> WRITTEN TASK: From the entries below, please gather each line containing the string "decay".

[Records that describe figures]

━━━━━━

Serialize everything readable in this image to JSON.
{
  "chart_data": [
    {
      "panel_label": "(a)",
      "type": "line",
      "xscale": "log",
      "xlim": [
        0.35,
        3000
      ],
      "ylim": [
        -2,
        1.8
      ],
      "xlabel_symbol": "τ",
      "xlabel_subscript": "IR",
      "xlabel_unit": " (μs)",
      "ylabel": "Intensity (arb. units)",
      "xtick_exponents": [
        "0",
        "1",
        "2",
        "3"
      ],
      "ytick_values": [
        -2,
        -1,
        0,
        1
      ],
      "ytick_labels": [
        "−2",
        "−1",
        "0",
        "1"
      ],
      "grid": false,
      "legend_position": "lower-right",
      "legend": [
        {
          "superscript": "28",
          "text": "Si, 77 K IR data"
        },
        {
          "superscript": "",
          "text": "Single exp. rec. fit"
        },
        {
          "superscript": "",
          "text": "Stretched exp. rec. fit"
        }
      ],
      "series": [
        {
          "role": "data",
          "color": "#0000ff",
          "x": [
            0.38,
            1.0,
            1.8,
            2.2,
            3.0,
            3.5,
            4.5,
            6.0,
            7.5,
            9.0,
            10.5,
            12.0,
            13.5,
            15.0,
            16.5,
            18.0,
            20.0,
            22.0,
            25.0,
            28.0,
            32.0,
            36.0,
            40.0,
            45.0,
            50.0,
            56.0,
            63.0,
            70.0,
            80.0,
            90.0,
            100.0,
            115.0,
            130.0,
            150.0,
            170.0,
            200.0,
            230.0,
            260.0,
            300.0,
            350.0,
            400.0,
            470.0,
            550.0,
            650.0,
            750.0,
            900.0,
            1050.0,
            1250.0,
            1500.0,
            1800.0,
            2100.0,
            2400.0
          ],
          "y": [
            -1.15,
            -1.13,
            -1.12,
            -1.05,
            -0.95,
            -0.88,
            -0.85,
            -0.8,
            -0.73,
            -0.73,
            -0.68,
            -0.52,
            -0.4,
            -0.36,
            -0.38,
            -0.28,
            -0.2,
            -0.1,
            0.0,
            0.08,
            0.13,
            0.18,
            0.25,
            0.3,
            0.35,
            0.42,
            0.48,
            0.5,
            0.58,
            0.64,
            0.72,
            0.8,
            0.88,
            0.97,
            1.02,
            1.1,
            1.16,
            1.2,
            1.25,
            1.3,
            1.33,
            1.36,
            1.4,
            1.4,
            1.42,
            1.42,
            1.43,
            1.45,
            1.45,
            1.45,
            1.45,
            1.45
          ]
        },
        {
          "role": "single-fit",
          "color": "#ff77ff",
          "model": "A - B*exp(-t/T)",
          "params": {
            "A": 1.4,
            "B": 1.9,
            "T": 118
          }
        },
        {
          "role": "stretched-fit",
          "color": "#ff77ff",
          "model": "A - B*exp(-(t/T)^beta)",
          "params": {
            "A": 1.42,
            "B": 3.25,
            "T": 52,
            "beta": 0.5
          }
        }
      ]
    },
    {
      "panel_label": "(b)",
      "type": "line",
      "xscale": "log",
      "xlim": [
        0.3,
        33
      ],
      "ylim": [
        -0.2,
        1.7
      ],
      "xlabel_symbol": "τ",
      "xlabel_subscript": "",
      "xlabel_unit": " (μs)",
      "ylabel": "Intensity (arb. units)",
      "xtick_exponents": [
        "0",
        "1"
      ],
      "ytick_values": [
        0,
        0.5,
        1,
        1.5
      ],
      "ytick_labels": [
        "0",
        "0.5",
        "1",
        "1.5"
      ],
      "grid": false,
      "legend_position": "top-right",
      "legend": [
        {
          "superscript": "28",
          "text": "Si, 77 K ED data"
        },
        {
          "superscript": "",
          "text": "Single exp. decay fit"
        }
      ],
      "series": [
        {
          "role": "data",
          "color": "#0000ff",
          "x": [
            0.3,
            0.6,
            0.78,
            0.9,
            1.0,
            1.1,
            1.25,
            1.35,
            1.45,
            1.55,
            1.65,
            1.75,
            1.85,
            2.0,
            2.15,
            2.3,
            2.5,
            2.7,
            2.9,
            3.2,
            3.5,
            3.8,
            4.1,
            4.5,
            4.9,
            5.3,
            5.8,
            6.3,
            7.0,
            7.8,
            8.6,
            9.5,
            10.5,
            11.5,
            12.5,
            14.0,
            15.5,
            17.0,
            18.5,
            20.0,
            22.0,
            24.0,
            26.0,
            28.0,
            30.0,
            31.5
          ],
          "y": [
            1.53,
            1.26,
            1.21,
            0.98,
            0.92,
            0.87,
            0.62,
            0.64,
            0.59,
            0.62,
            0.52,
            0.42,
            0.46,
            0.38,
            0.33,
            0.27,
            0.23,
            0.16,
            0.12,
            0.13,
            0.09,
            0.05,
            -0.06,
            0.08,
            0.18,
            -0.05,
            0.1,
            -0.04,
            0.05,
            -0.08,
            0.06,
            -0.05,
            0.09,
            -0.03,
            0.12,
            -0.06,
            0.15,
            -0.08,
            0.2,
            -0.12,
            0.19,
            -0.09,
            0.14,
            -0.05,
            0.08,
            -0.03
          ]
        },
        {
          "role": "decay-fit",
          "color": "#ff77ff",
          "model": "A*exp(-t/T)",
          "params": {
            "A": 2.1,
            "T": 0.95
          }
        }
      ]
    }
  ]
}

━━━━━━

> ANSWER:
          "text": "Single exp. decay fit"
          "role": "decay-fit",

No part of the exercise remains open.